══ Extracted records

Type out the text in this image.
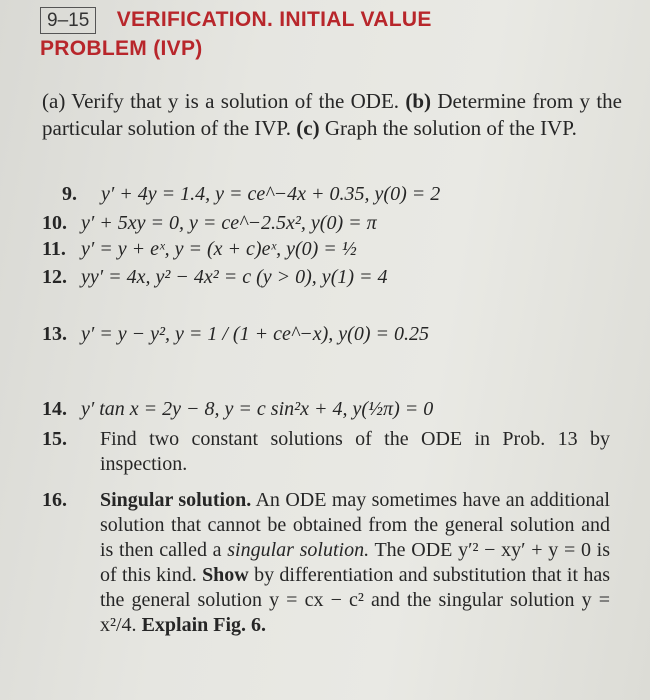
9–15 VERIFICATION. INITIAL VALUE
PROBLEM (IVP)
(a) Verify that y is a solution of the ODE. (b) Determine from y the particular solution of the IVP. (c) Graph the solution of the IVP.
9. y′ + 4y = 1.4, y = ce^−4x + 0.35, y(0) = 2
10. y′ + 5xy = 0, y = ce^−2.5x², y(0) = π
11. y′ = y + eˣ, y = (x + c)eˣ, y(0) = ½
12. yy′ = 4x, y² − 4x² = c (y > 0), y(1) = 4
13. y′ = y − y², y = 1 / (1 + ce^−x), y(0) = 0.25
14. y′ tan x = 2y − 8, y = c sin²x + 4, y(½π) = 0
15. Find two constant solutions of the ODE in Prob. 13 by inspection.
16. Singular solution. An ODE may sometimes have an additional solution that cannot be obtained from the general solution and is then called a singular solution. The ODE y′² − xy′ + y = 0 is of this kind. Show by differentiation and substitution that it has the general solution y = cx − c² and the singular solution y = x²/4. Explain Fig. 6.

════

Reproduce each entry precisely. Leave the pictures out.

Exercise answer ▸
Type out the text in this image.
9–15 VERIFICATION. INITIAL VALUE
PROBLEM (IVP)
(a) Verify that y is a solution of the ODE. (b) Determine from y the particular solution of the IVP. (c) Graph the solution of the IVP.
9. y′ + 4y = 1.4, y = ce^−4x + 0.35, y(0) = 2
10. y′ + 5xy = 0, y = ce^−2.5x², y(0) = π
11. y′ = y + eˣ, y = (x + c)eˣ, y(0) = ½
12. yy′ = 4x, y² − 4x² = c (y > 0), y(1) = 4
13. y′ = y − y², y = 1 / (1 + ce^−x), y(0) = 0.25
14. y′ tan x = 2y − 8, y = c sin²x + 4, y(½π) = 0
15. Find two constant solutions of the ODE in Prob. 13 by inspection.
16. Singular solution. An ODE may sometimes have an additional solution that cannot be obtained from the general solution and is then called a singular solution. The ODE y′² − xy′ + y = 0 is of this kind. Show by differentiation and substitution that it has the general solution y = cx − c² and the singular solution y = x²/4. Explain Fig. 6.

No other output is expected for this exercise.